> **Problem**
Keep every line where the word "foreign" appears; drop the rest.

> **Record extracts**
════════════════

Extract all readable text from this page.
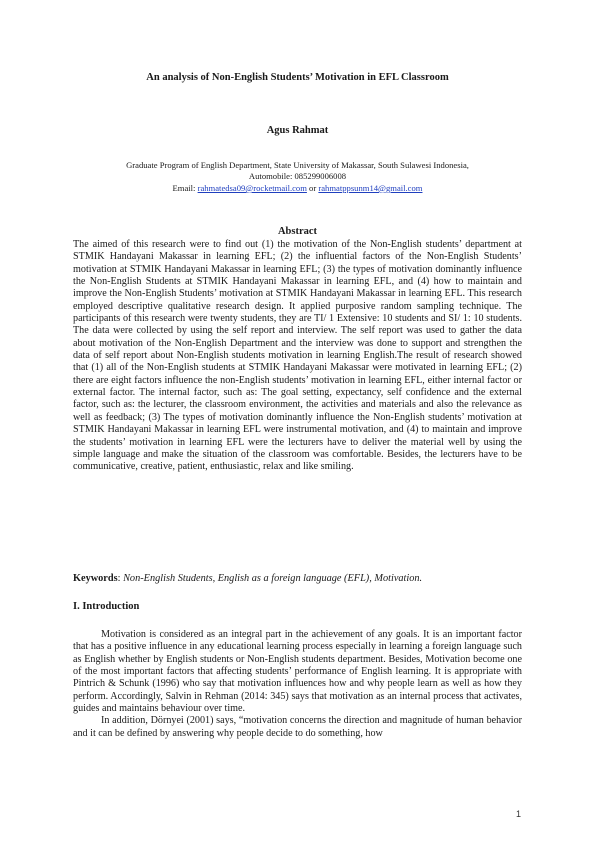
An analysis of Non-English Students’ Motivation in EFL Classroom
Agus Rahmat
Graduate Program of English Department, State University of Makassar, South Sulawesi Indonesia,
Automobile: 085299006008
Email: rahmatedsa09@rocketmail.com or rahmatppsunm14@gmail.com
Abstract

The aimed of this research were to find out (1) the motivation of the Non-English students’ department at STMIK Handayani Makassar in learning EFL; (2) the influential factors of the Non-English Students’ motivation at STMIK Handayani Makassar in learning EFL; (3) the types of motivation dominantly influence the Non-English Students at STMIK Handayani Makassar in learning EFL, and (4) how to maintain and improve the Non-English Students’ motivation at STMIK Handayani Makassar in learning EFL. This research employed descriptive qualitative research design. It applied purposive random sampling technique. The participants of this research were twenty students, they are TI/ 1 Extensive: 10 students and SI/ 1: 10 students. The data were collected by using the self report and interview. The self report was used to gather the data about motivation of the Non-English Department and the interview was done to support and strengthen the data of self report about Non-English students motivation in learning English.The result of research showed that (1) all of the Non-English students at STMIK Handayani Makassar were motivated in learning EFL; (2) there are eight factors influence the non-English students’ motivation in learning EFL, either internal factor or external factor. The internal factor, such as: The goal setting, expectancy, self confidence and the external factor, such as: the lecturer, the classroom environment, the activities and materials and also the relevance as well as feedback; (3) The types of motivation dominantly influence the Non-English students’ motivation at STMIK Handayani Makassar in learning EFL were instrumental motivation, and (4) to maintain and improve the students’ motivation in learning EFL were the lecturers have to deliver the material well by using the simple language and make the situation of the classroom was comfortable. Besides, the lecturers have to be communicative, creative, patient, enthusiastic, relax and like smiling.

Keywords: Non-English Students, English as a foreign language (EFL), Motivation.

I. Introduction

Motivation is considered as an integral part in the achievement of any goals. It is an important factor that has a positive influence in any educational learning process especially in learning a foreign language such as English whether by English students or Non-English students department. Besides, Motivation become one of the most important factors that affecting students’ performance of English learning. It is appropriate with Pintrich & Schunk (1996) who say that motivation influences how and why people learn as well as how they perform. Accordingly, Salvin in Rehman (2014: 345) says that motivation as an internal process that activates, guides and maintains behaviour over time.

In addition, Dörnyei (2001) says, “motivation concerns the direction and magnitude of human behavior and it can be defined by answering why people decide to do something, how

1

════════════════

> **Solution to this problem**
Keywords: Non-English Students, English as a foreign language (EFL), Motivation.
Motivation is considered as an integral part in the achievement of any goals. It is an important factor that has a positive influence in any educational learning process especially in learning a foreign language such as English whether by English students or Non-English students department. Besides, Motivation become one of the most important factors that affecting students’ performance of English learning. It is appropriate with Pintrich & Schunk (1996) who say that motivation influences how and why people learn as well as how they perform. Accordingly, Salvin in Rehman (2014: 345) says that motivation as an internal process that activates, guides and maintains behaviour over time.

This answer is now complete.